--- START Article ---

# Budget 2013 Cracks Down on Advantaged ETFs



## CanadianCapitalist (Mar 31, 2009)

Anyone care to comment on Budget 2013 proposal to crack down on character conversion transactions? 

http://www.budget.gc.ca/2013/doc/plan/anx2-eng.html



> Certain financial arrangements (character conversion transactions) seek to reduce tax by converting, through the use of derivative contracts, the returns on an investment that would have the character of ordinary income to capital gains, only 50 per cent of which are included in income.
> 
> 
> A character conversion transaction typically involves an agreement (called a forward agreement) to buy or sell a capital property at a specified future date. The purchase or sale price of the capital property under a derivative forward agreement is not based on the performance of the capital property between the date of the agreement and the future date – instead, the price is determined, in whole or in part, by reference to some other measure, often the performance of a portfolio of investments. The reference portfolio typically contains investments that generally produce fully taxable ordinary income.
> ...


iShares has already issued a press release saying that its Advantaged line of ETFs (orginally from Claymore) are impacted. Horizons has issued a press release saying that it does not expect HXT to be affected. 

http://ca.ishares.com/content/strea...pr_2013_03_25_en.pdf&mimeType=application/pdf

http://www.horizonsetfs.com/Pdf/PressReleases/20130322_HXTUnaffected.pdf

I asked Horizons for a clarification and they said that they expect HXT not to be impacted because they use (1) swap transactions and (2) HXT does not distribute income. Regardless, it seems to me that any tax change is a risk for those investing in HXT. Comments?


----------



## andrewf (Mar 1, 2010)

What about HXS?


----------



## CanadianCapitalist (Mar 31, 2009)

andrewf said:


> What about HXS?


I assumed that HXS is also not impacted (at least according to Horizons) because HXT is not. I'll try and get them to comment on this.


----------



## Ponderling (Mar 1, 2013)

I own a MF -Barometer Income Advantage (BCM800) that uses the income as capital gains game.
Some thing like that is outlined in the prospectus as an option for them any way.

Once I read about this new tax interprataion in TGAM I checked, and no, none of this fund is held outside of either TFSA'a or RRSP's. Whew.


----------



## CanadianCapitalist (Mar 31, 2009)

Ponderling said:


> Once I read about this new tax interprataion in TGAM I checked, and no, none of this fund is held outside of either TFSA'a or RRSP's. Whew.


I'm curious: What is the benefit in holding an advantaged fund in a registered account? The whole point of the financial alchemy is to transform one form of income into a tax advantaged form.


----------



## andrewf (Mar 1, 2010)

Not to mention that it usually is more costly than a vanilla fund, making it doubly curious to hold in a registered account.


----------



## OptsyEagle (Nov 29, 2009)

Yeah, I saw that. It's about time. I find it remarkable how the fund industry can come up with these things and how long it takes the Finance department to slap them for it. 

I wondered the same thing when they use to by-passed the RRSP foreign content rules with those RRSP clone funds. Before the government moved to allow 100% foreign content, just about every foreign mutual fund could be acquired in an RRSP clone format. This totally sidestepped whatever the government was trying to achieve and they got away with it for years. These forward based funds were doing the exact same thing.

--- END Article ---
--- START Dataset entries ---

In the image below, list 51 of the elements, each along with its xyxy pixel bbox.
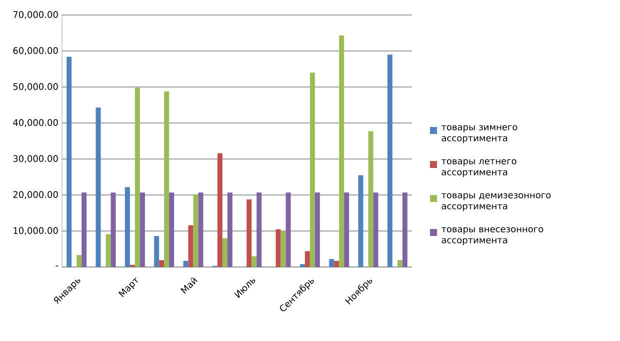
legend-label: товары летнего ассортимента bbox=[441, 159, 516, 178]
bar bbox=[76, 255, 82, 267]
bar bbox=[286, 192, 291, 267]
bar bbox=[154, 236, 160, 267]
bar bbox=[300, 264, 305, 267]
bar bbox=[82, 192, 87, 267]
bar bbox=[402, 192, 408, 267]
bar bbox=[193, 194, 198, 267]
bar bbox=[358, 175, 364, 267]
bar bbox=[246, 199, 252, 267]
bar bbox=[280, 231, 286, 267]
bar bbox=[164, 91, 170, 267]
bar bbox=[397, 260, 402, 267]
bar bbox=[339, 36, 344, 267]
y-tick-label: 60,000.00 bbox=[13, 47, 58, 55]
bar bbox=[227, 192, 232, 267]
bar bbox=[159, 260, 164, 267]
y-tick-label: 50,000.00 bbox=[13, 83, 58, 91]
bar bbox=[169, 192, 174, 267]
bar bbox=[310, 72, 315, 267]
y-tick-label: 20,000.00 bbox=[13, 191, 58, 199]
y-tick-label: 40,000.00 bbox=[13, 119, 58, 127]
bar bbox=[183, 260, 188, 267]
bar bbox=[140, 192, 145, 267]
bar bbox=[304, 251, 310, 267]
bar bbox=[110, 192, 116, 267]
legend-label: товары внесезонного ассортимента bbox=[441, 227, 544, 246]
bar bbox=[368, 131, 374, 267]
bar bbox=[334, 260, 340, 267]
bar bbox=[198, 192, 204, 267]
bar bbox=[387, 54, 392, 267]
bar bbox=[188, 225, 194, 267]
bar bbox=[222, 238, 228, 267]
bar bbox=[329, 259, 334, 267]
y-tick-label: 30,000.00 bbox=[13, 155, 58, 163]
bar bbox=[124, 187, 130, 267]
bar bbox=[134, 88, 140, 267]
bar bbox=[106, 234, 111, 267]
bar bbox=[252, 256, 257, 267]
bar bbox=[314, 192, 320, 267]
bar bbox=[96, 108, 101, 267]
bar bbox=[256, 192, 262, 267]
legend-label: товары демизезонного ассортимента bbox=[441, 193, 551, 212]
y-tick-label: 70,000.00 bbox=[13, 11, 58, 19]
bar bbox=[344, 192, 350, 267]
legend-label: товары зимнего ассортимента bbox=[441, 125, 518, 144]
y-tick-label: 10,000.00 bbox=[14, 227, 58, 235]
bar bbox=[276, 229, 281, 267]
bar bbox=[66, 56, 72, 267]
bar bbox=[217, 153, 222, 267]
bar bbox=[373, 192, 378, 267]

--- END Dataset entries ---

## [Jobs]
1 - Rewrite the forum thread from "Yeah, I saw" up to and including "them for it.", replacing "Finance department" with "Department of Finance".
2 - Please say whether each statement agrees with the forum thread, answering yes or no and quoting the words that decide it: (a) Horizons stated that it does not expect HXT to be affected. (b) Under a derivative forward agreement, the price is based on how the capital property performs between the date of the agreement and the future date. (c) Ponderling holds some of the Barometer Income Advantage fund outside TFSAs or RRSPs.
3 - Summarize the forum thread in two sentences.

## [Responses per task]
1 -
Yeah, I saw that. It's about time. I find it remarkable how the fund industry can come up with these things and how long it takes the Department of Finance to slap them for it.

2 -
(a) Yes: "Horizons has issued a press release saying that it does not expect HXT to be affected."
(b) No: "The purchase or sale price of the capital property under a derivative forward agreement is not based on the performance of the capital property between the date of the agreement and the future date"
(c) No: "none of this fund is held outside of either TFSA'a or RRSP's"

3 - A Budget 2013 proposal targets character conversion transactions, which use derivative forward agreements to turn returns that would be ordinary income into capital gains, only 50 per cent of which are included in income. iShares said its Advantaged ETFs are impacted while Horizons does not expect HXT to be affected, and posters question the benefit of holding such funds in registered accounts, with one welcoming the change and likening these funds to the RRSP clone funds that sidestepped foreign content rules.